• **Instruction**
Across the entries below, count the lines in which the word "commercial" occurs. Reply with the count alone.

• **Records shown**
===

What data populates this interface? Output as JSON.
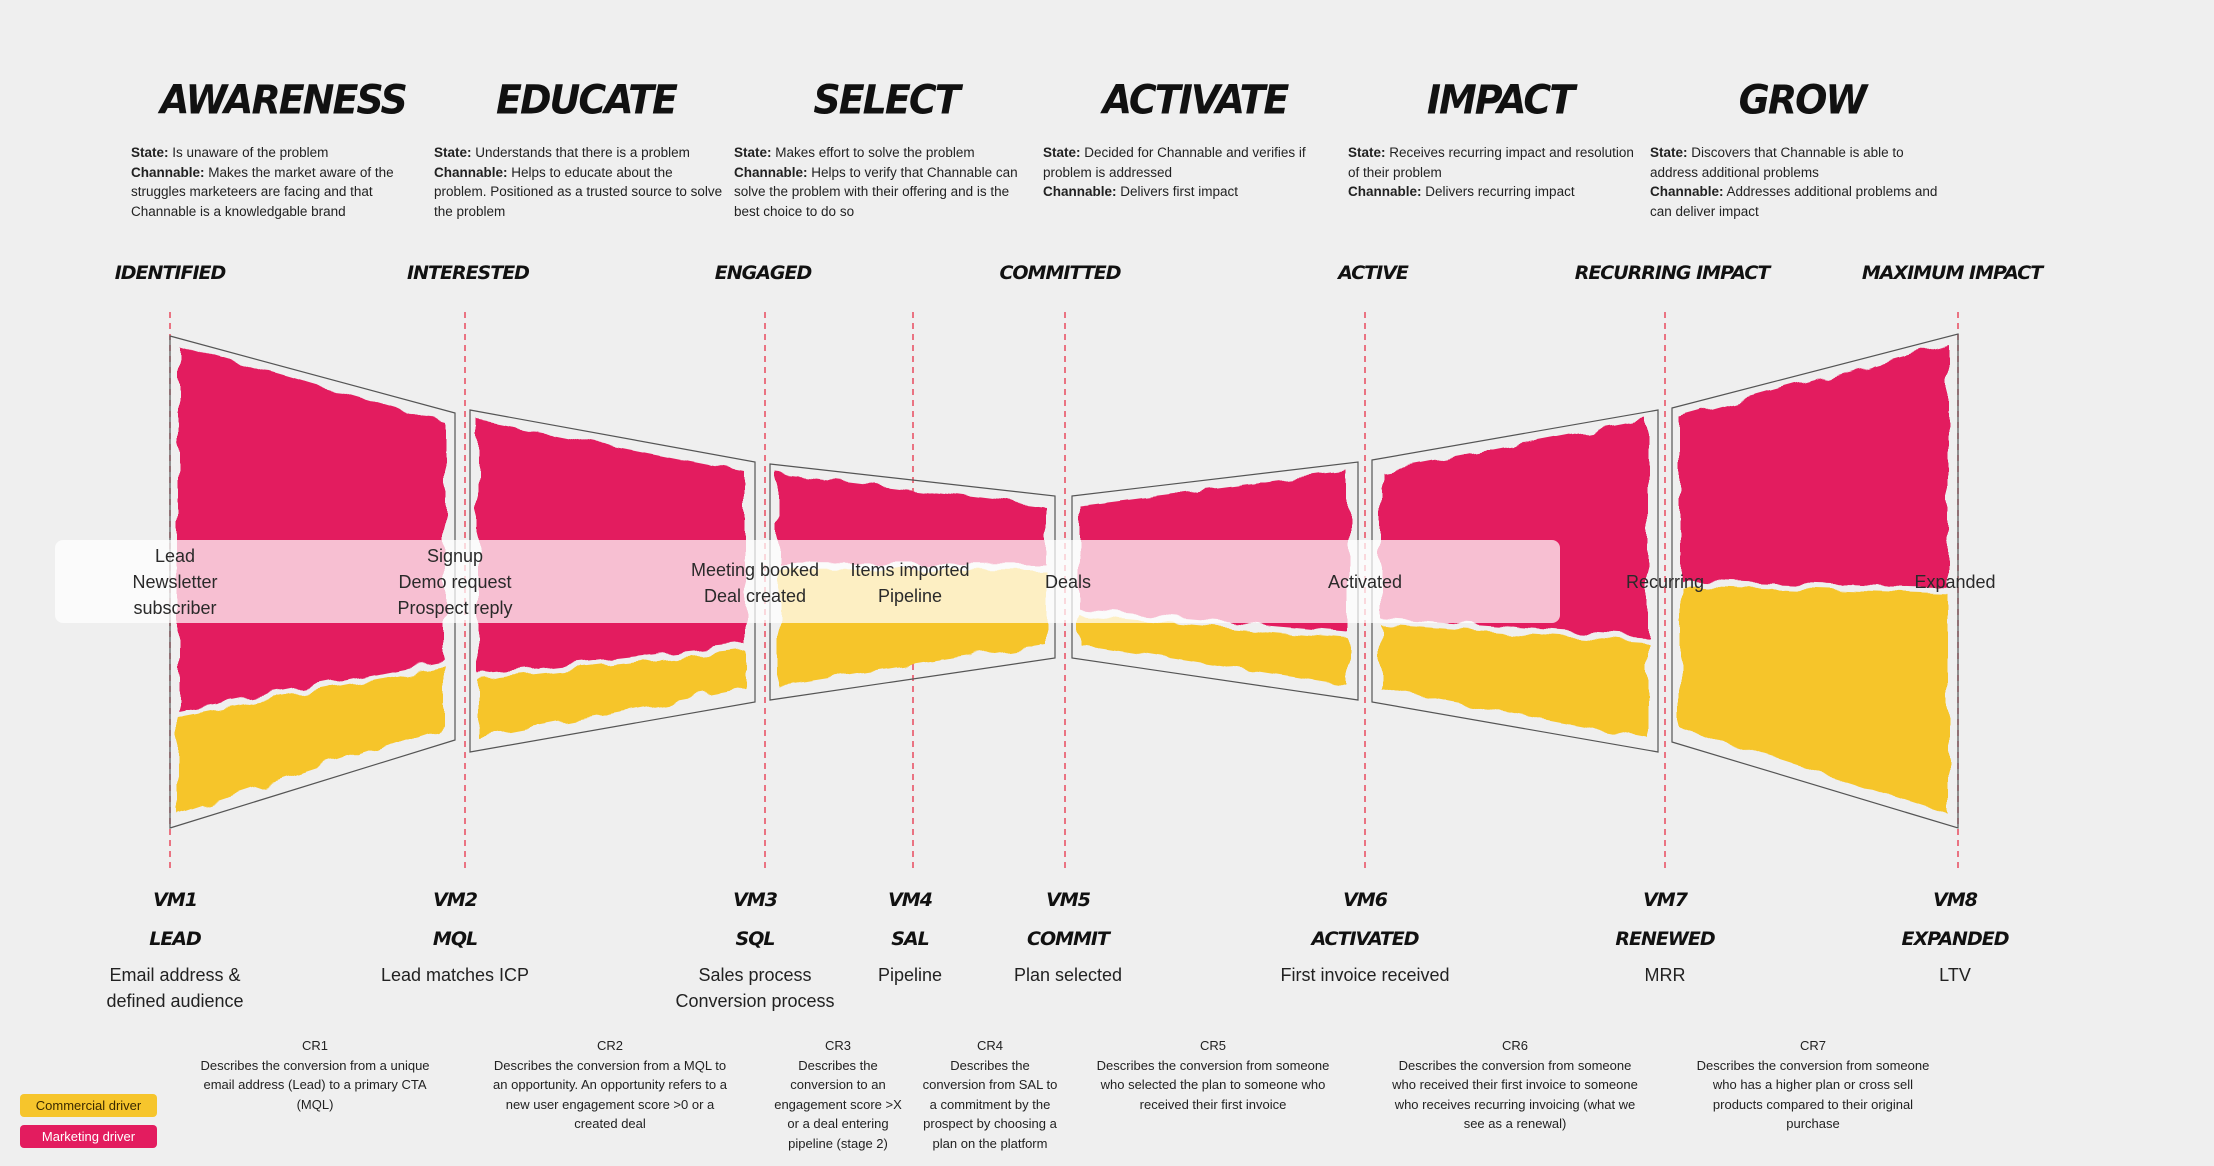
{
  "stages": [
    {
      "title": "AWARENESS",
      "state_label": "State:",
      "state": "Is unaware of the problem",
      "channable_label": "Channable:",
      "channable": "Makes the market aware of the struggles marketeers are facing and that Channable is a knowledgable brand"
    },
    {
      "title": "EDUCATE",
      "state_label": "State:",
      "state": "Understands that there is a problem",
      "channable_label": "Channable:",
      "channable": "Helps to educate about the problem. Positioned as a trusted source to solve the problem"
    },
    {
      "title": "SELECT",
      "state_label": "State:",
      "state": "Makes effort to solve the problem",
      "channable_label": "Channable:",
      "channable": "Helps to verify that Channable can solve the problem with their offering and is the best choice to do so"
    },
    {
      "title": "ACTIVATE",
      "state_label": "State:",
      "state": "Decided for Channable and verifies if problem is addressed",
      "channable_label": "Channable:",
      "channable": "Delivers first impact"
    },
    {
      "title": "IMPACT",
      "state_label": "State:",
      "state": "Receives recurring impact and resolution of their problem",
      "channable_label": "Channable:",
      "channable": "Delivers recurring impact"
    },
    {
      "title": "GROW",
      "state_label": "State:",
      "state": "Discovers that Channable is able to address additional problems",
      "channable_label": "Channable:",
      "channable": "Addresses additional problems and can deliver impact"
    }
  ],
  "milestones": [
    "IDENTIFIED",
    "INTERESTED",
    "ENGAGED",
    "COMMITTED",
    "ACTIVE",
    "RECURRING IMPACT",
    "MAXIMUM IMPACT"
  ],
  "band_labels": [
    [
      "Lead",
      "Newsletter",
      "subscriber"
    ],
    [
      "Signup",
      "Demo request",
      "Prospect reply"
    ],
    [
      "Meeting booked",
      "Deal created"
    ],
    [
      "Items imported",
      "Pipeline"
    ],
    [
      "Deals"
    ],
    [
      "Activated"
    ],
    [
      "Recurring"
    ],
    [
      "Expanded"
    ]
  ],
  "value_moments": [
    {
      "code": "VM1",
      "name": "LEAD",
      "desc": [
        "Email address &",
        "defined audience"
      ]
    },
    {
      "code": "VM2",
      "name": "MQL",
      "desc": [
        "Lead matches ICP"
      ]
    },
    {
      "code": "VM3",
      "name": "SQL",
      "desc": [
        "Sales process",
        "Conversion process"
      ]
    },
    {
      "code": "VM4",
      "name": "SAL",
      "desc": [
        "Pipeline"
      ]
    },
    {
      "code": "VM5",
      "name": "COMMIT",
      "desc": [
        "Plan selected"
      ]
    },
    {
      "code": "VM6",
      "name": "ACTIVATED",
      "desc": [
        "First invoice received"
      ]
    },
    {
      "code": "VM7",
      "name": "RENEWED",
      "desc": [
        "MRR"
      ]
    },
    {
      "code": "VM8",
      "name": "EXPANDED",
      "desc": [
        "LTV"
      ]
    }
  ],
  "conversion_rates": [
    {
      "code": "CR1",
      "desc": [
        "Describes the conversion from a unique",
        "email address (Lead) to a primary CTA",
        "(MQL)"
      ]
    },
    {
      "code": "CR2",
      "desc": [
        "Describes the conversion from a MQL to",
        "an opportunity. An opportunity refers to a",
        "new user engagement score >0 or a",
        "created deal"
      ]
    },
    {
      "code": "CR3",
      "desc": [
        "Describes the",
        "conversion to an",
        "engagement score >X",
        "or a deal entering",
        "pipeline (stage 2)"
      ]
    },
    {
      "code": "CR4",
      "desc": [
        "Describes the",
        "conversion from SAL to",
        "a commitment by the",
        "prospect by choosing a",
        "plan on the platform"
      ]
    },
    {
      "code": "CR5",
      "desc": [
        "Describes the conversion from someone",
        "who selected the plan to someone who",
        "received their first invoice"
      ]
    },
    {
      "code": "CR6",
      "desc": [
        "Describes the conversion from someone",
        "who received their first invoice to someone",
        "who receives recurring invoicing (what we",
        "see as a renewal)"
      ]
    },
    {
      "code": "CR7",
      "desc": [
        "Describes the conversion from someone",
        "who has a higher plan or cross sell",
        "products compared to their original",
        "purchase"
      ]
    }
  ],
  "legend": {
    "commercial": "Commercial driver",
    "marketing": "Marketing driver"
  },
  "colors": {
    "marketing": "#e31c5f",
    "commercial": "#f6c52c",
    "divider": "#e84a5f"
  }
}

===

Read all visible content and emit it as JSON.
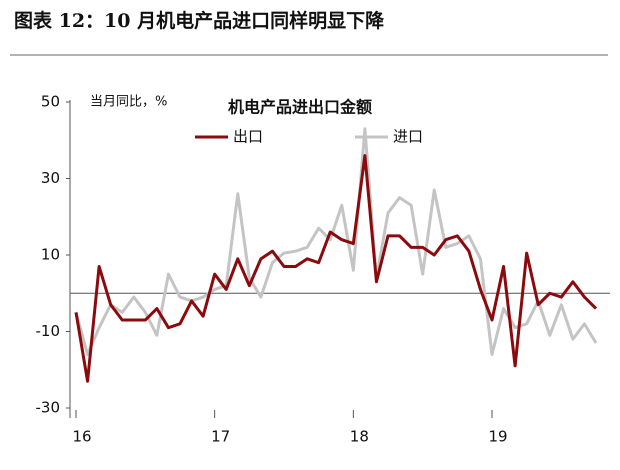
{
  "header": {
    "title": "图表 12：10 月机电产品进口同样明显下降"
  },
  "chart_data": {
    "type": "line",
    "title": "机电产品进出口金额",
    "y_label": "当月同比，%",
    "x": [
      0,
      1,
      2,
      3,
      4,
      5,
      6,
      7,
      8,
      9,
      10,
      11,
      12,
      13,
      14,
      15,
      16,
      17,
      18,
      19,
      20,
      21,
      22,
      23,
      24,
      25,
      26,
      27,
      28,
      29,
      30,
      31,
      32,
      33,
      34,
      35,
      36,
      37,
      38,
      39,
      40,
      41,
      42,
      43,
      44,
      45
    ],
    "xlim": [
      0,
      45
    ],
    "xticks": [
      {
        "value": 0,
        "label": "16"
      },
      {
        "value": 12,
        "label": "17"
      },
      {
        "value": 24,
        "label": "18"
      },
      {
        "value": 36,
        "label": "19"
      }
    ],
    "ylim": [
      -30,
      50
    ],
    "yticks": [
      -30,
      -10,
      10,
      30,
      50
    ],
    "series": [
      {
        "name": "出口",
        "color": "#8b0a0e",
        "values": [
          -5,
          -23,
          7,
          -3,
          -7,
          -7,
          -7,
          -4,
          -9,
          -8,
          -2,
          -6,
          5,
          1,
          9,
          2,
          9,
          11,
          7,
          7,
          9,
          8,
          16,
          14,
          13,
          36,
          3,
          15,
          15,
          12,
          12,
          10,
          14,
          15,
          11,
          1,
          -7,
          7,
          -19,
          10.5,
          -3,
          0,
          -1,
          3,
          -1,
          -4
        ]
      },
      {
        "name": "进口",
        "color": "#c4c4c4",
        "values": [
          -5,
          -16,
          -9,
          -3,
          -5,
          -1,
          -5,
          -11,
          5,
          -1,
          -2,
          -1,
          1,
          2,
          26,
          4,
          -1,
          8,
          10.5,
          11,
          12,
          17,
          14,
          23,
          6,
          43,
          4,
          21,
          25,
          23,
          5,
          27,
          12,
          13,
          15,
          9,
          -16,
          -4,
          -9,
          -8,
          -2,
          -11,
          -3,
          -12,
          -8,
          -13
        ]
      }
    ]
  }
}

===

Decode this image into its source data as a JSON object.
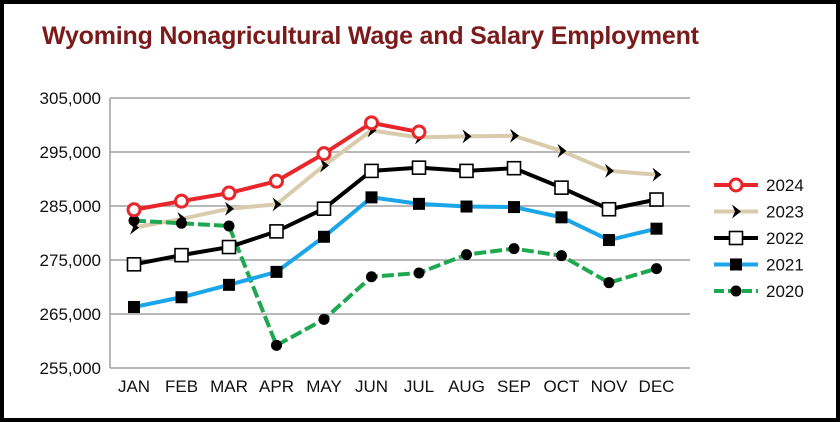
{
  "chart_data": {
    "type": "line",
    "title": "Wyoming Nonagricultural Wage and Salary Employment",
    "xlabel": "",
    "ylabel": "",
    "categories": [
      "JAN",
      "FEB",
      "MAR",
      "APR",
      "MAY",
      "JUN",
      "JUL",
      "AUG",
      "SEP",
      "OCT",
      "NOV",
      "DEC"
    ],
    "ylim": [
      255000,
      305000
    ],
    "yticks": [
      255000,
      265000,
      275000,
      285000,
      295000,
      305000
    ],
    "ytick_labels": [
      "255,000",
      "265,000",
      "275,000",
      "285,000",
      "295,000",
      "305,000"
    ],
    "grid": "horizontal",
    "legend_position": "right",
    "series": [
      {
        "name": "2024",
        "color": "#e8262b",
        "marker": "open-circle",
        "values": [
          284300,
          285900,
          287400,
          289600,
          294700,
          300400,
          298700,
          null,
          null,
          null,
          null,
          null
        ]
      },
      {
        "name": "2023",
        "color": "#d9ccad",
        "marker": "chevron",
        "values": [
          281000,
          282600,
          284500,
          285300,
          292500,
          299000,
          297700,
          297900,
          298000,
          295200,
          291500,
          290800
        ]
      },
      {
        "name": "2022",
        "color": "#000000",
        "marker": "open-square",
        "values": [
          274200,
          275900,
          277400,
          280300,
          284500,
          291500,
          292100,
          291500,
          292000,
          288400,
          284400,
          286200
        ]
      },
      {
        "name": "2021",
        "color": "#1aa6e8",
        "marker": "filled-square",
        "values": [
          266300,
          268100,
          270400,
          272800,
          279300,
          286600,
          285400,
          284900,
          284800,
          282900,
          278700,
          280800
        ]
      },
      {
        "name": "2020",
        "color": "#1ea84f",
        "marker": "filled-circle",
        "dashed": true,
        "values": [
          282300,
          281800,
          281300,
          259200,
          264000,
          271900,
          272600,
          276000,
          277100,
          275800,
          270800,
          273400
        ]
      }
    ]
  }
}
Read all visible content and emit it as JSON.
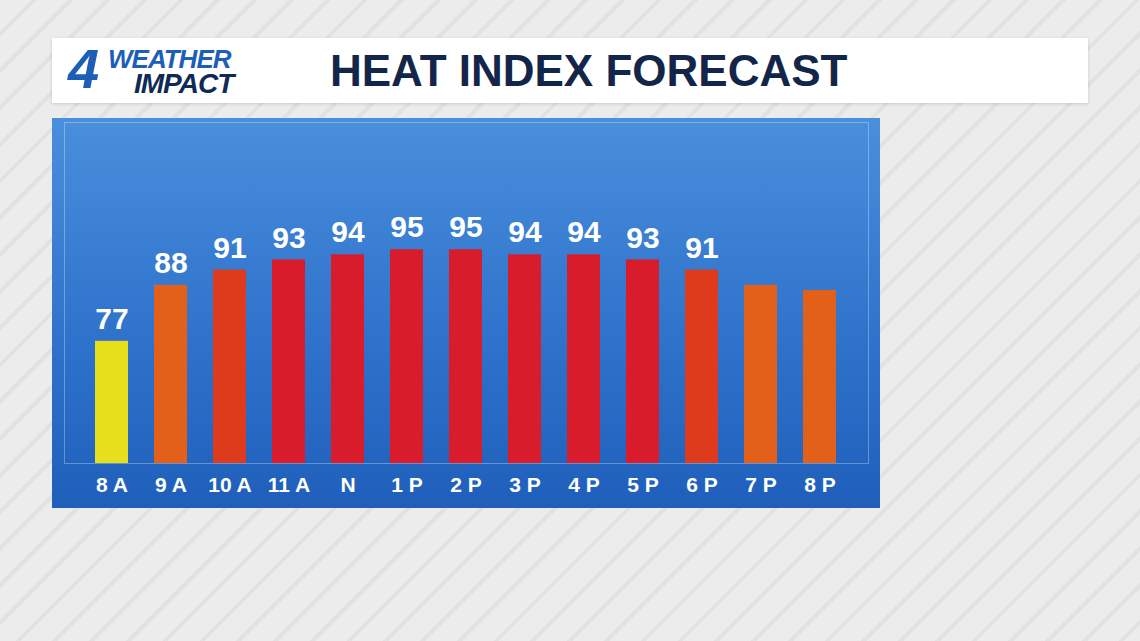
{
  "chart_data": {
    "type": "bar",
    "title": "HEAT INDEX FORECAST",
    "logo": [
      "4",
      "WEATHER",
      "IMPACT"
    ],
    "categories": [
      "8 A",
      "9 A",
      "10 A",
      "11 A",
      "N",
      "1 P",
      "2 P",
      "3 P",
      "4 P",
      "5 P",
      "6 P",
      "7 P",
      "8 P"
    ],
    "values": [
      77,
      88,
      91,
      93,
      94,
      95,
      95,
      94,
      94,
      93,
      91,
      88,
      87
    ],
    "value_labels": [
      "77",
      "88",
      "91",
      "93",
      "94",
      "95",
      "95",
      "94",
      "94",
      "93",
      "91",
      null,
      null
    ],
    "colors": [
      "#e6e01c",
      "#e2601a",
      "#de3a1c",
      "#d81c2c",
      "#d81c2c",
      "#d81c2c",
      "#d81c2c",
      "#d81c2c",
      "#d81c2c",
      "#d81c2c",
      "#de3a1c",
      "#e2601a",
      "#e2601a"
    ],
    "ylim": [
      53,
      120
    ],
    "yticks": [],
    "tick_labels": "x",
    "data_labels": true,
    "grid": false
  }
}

===

• **Exercise solution**
2